Recorded data —
━━━━━━

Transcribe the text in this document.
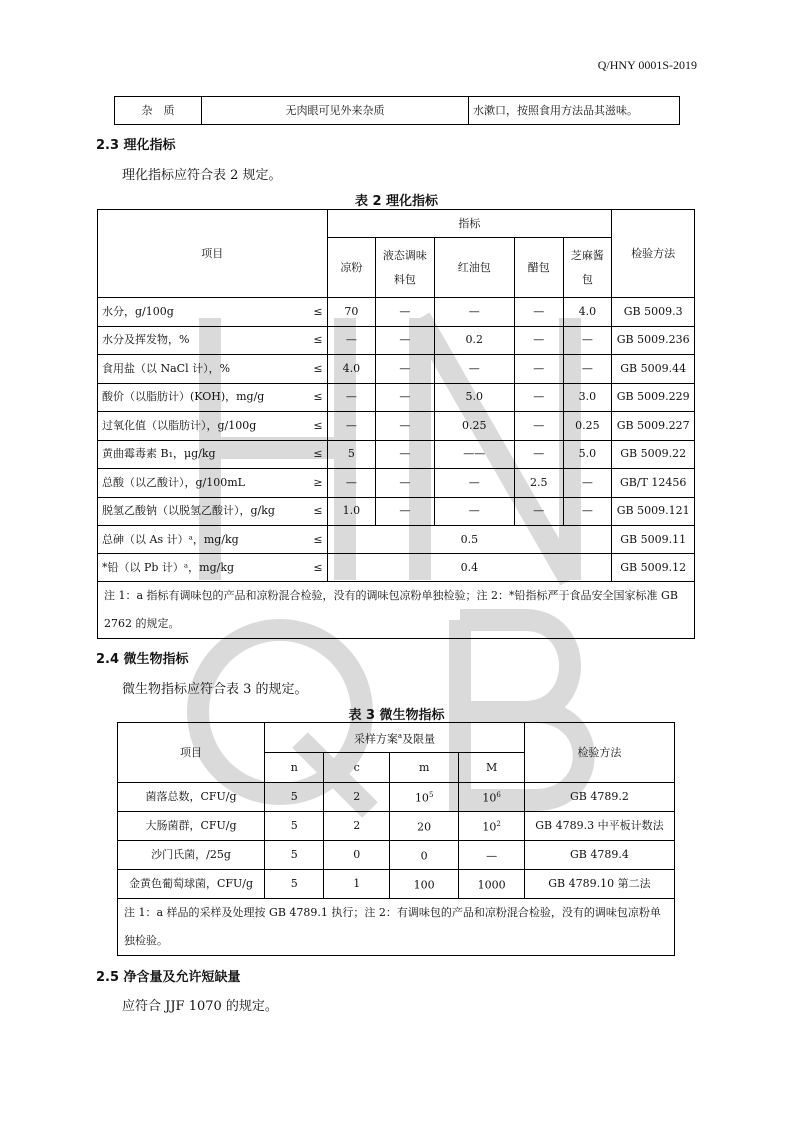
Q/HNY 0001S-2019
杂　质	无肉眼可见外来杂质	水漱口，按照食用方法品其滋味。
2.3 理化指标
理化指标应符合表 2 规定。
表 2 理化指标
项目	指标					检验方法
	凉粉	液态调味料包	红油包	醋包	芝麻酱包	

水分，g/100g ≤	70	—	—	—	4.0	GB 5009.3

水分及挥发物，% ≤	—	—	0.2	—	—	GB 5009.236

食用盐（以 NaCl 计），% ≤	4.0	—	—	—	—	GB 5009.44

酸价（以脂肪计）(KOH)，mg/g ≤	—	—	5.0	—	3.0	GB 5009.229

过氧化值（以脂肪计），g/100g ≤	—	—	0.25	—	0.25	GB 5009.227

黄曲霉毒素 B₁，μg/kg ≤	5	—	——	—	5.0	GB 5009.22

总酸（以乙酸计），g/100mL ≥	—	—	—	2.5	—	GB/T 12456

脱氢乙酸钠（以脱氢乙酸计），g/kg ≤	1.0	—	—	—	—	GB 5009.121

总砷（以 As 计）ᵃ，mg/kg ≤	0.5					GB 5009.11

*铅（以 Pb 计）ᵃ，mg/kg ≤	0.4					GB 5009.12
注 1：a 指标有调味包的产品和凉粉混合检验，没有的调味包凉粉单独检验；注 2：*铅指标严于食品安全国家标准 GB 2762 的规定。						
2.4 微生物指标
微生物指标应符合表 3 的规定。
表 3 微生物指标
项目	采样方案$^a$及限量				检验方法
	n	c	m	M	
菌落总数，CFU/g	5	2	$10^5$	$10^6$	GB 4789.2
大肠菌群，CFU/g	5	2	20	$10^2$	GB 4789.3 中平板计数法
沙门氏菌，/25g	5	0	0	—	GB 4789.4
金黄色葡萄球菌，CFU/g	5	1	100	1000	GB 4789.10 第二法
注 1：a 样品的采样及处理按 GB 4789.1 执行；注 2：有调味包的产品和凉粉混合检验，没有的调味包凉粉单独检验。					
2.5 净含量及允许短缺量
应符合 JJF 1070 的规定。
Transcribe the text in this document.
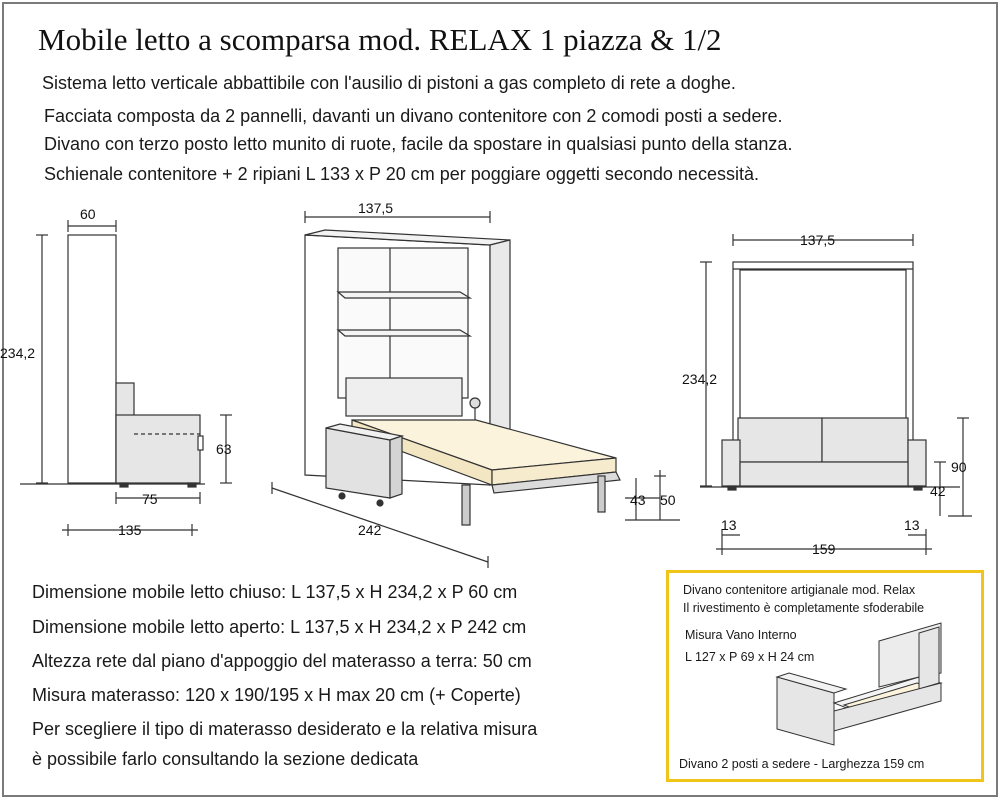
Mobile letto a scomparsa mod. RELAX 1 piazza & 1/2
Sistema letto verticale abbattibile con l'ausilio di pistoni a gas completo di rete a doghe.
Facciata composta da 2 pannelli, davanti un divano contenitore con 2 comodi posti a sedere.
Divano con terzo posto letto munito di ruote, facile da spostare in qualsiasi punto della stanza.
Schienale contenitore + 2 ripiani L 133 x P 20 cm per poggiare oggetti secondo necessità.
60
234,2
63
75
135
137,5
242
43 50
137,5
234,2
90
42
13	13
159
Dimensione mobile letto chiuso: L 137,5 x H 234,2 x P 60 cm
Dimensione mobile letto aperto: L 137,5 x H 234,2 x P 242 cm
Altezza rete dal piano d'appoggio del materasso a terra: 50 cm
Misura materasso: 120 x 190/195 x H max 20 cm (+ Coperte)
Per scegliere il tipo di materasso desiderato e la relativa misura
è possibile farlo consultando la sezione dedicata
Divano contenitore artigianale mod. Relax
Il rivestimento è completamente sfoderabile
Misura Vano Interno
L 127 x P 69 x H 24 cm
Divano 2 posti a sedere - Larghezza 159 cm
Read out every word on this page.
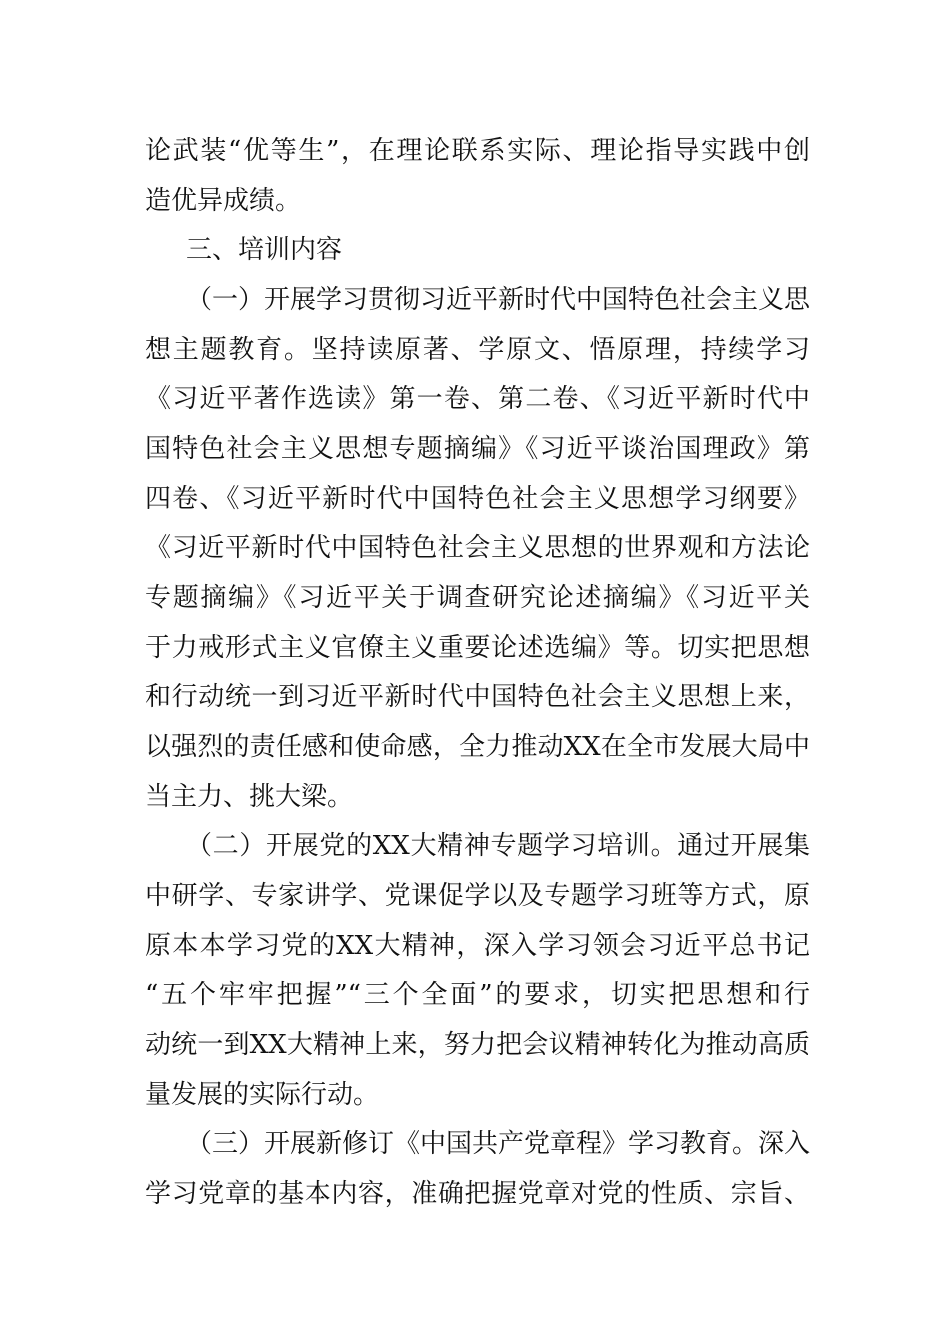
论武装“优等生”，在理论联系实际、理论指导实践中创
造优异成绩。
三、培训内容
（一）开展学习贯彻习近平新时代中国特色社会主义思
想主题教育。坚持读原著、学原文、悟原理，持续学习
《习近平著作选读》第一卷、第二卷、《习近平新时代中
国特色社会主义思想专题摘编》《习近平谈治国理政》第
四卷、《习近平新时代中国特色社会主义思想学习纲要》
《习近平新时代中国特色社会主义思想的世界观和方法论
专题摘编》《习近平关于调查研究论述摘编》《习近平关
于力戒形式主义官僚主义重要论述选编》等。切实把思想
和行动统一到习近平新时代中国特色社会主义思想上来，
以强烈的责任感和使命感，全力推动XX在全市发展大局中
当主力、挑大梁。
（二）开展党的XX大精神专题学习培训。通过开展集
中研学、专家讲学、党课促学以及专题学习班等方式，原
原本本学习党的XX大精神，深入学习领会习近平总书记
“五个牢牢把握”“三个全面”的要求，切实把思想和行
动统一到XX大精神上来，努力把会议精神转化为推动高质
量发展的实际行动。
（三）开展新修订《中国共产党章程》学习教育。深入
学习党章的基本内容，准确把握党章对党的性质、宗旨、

━━━━━━

TASK TO CARRY OUT —
The material above must be printed exactly, with its pictures left out.

OUTPUT BELOW —
Transcribe the text in this document.
Q/HNY 0001S-2019
杂　质	无肉眼可见外来杂质	水漱口，按照食用方法品其滋味。
2.3 理化指标
理化指标应符合表 2 规定。
表 2 理化指标
项目	指标					检验方法
	凉粉	液态调味料包	红油包	醋包	芝麻酱包	

水分，g/100g ≤	70	—	—	—	4.0	GB 5009.3

水分及挥发物，% ≤	—	—	0.2	—	—	GB 5009.236

食用盐（以 NaCl 计），% ≤	4.0	—	—	—	—	GB 5009.44

酸价（以脂肪计）(KOH)，mg/g ≤	—	—	5.0	—	3.0	GB 5009.229

过氧化值（以脂肪计），g/100g ≤	—	—	0.25	—	0.25	GB 5009.227

黄曲霉毒素 B₁，μg/kg ≤	5	—	——	—	5.0	GB 5009.22

总酸（以乙酸计），g/100mL ≥	—	—	—	2.5	—	GB/T 12456

脱氢乙酸钠（以脱氢乙酸计），g/kg ≤	1.0	—	—	—	—	GB 5009.121

总砷（以 As 计）ᵃ，mg/kg ≤	0.5					GB 5009.11

*铅（以 Pb 计）ᵃ，mg/kg ≤	0.4					GB 5009.12
注 1：a 指标有调味包的产品和凉粉混合检验，没有的调味包凉粉单独检验；注 2：*铅指标严于食品安全国家标准 GB 2762 的规定。						
2.4 微生物指标
微生物指标应符合表 3 的规定。
表 3 微生物指标
项目	采样方案$^a$及限量				检验方法
	n	c	m	M	
菌落总数，CFU/g	5	2	$10^5$	$10^6$	GB 4789.2
大肠菌群，CFU/g	5	2	20	$10^2$	GB 4789.3 中平板计数法
沙门氏菌，/25g	5	0	0	—	GB 4789.4
金黄色葡萄球菌，CFU/g	5	1	100	1000	GB 4789.10 第二法
注 1：a 样品的采样及处理按 GB 4789.1 执行；注 2：有调味包的产品和凉粉混合检验，没有的调味包凉粉单独检验。					
2.5 净含量及允许短缺量
应符合 JJF 1070 的规定。
Transcribe the text in this document.
Mobile letto a scomparsa mod. RELAX 1 piazza & 1/2
Sistema letto verticale abbattibile con l'ausilio di pistoni a gas completo di rete a doghe.
Facciata composta da 2 pannelli, davanti un divano contenitore con 2 comodi posti a sedere.
Divano con terzo posto letto munito di ruote, facile da spostare in qualsiasi punto della stanza.
Schienale contenitore + 2 ripiani L 133 x P 20 cm per poggiare oggetti secondo necessità.
60
234,2
63
75
135
137,5
242
43 50
137,5
234,2
90
42
13	13
159
Dimensione mobile letto chiuso: L 137,5 x H 234,2 x P 60 cm
Dimensione mobile letto aperto: L 137,5 x H 234,2 x P 242 cm
Altezza rete dal piano d'appoggio del materasso a terra: 50 cm
Misura materasso: 120 x 190/195 x H max 20 cm (+ Coperte)
Per scegliere il tipo di materasso desiderato e la relativa misura
è possibile farlo consultando la sezione dedicata
Divano contenitore artigianale mod. Relax
Il rivestimento è completamente sfoderabile
Misura Vano Interno
L 127 x P 69 x H 24 cm
Divano 2 posti a sedere - Larghezza 159 cm
Read out every word on this page.
论武装“优等生”，在理论联系实际、理论指导实践中创
造优异成绩。
三、培训内容
（一）开展学习贯彻习近平新时代中国特色社会主义思
想主题教育。坚持读原著、学原文、悟原理，持续学习
《习近平著作选读》第一卷、第二卷、《习近平新时代中
国特色社会主义思想专题摘编》《习近平谈治国理政》第
四卷、《习近平新时代中国特色社会主义思想学习纲要》
《习近平新时代中国特色社会主义思想的世界观和方法论
专题摘编》《习近平关于调查研究论述摘编》《习近平关
于力戒形式主义官僚主义重要论述选编》等。切实把思想
和行动统一到习近平新时代中国特色社会主义思想上来，
以强烈的责任感和使命感，全力推动XX在全市发展大局中
当主力、挑大梁。
（二）开展党的XX大精神专题学习培训。通过开展集
中研学、专家讲学、党课促学以及专题学习班等方式，原
原本本学习党的XX大精神，深入学习领会习近平总书记
“五个牢牢把握”“三个全面”的要求，切实把思想和行
动统一到XX大精神上来，努力把会议精神转化为推动高质
量发展的实际行动。
（三）开展新修订《中国共产党章程》学习教育。深入
学习党章的基本内容，准确把握党章对党的性质、宗旨、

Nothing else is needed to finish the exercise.